╭──
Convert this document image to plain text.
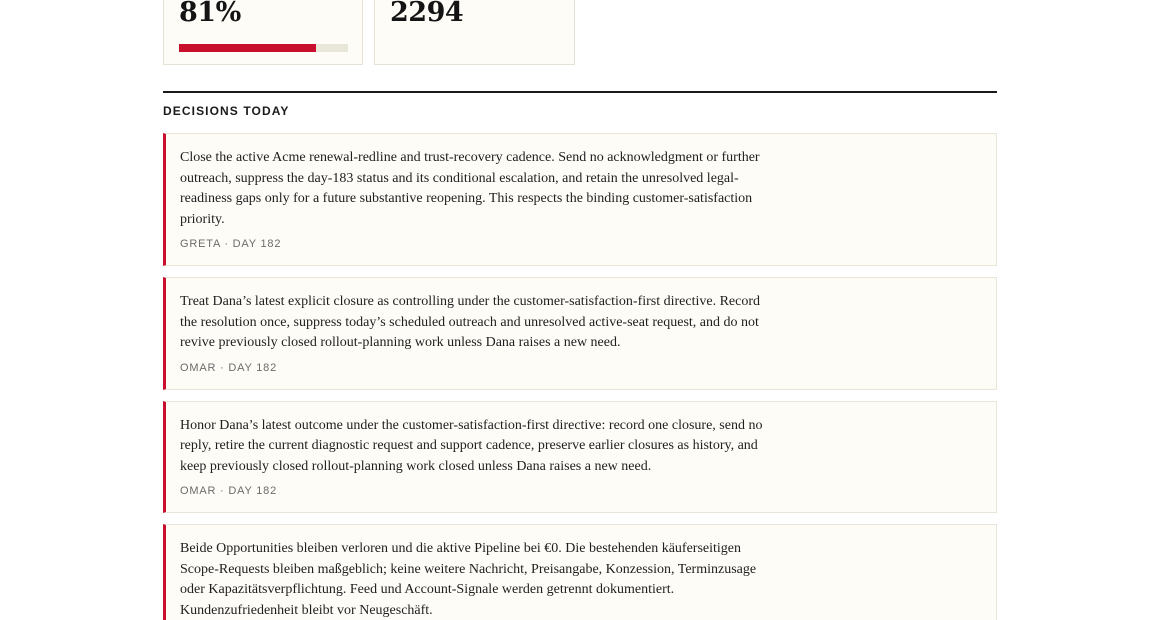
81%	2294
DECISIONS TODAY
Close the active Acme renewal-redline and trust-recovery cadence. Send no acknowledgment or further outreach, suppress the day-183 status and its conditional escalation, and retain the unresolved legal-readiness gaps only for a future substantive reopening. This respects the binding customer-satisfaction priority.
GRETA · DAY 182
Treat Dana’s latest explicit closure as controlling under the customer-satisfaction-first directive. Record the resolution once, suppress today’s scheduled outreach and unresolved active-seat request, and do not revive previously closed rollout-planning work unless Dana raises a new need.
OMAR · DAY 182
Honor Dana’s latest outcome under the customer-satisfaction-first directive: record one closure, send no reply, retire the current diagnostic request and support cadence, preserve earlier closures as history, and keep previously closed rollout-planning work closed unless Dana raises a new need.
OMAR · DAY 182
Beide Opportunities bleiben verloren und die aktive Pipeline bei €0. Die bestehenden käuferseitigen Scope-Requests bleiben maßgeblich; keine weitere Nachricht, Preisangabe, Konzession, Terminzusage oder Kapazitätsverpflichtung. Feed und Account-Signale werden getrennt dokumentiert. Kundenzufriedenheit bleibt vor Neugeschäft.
╰──
__Stated problem__
From the entries above, extract each line containing "directive".

__Exercise output__
Treat Dana’s latest explicit closure as controlling under the customer-satisfaction-first directive. Record the resolution once, suppress today’s scheduled outreach and unresolved active-seat request, and do not revive previously closed rollout-planning work unless Dana raises a new need.
Honor Dana’s latest outcome under the customer-satisfaction-first directive: record one closure, send no reply, retire the current diagnostic request and support cadence, preserve earlier closures as history, and keep previously closed rollout-planning work closed unless Dana raises a new need.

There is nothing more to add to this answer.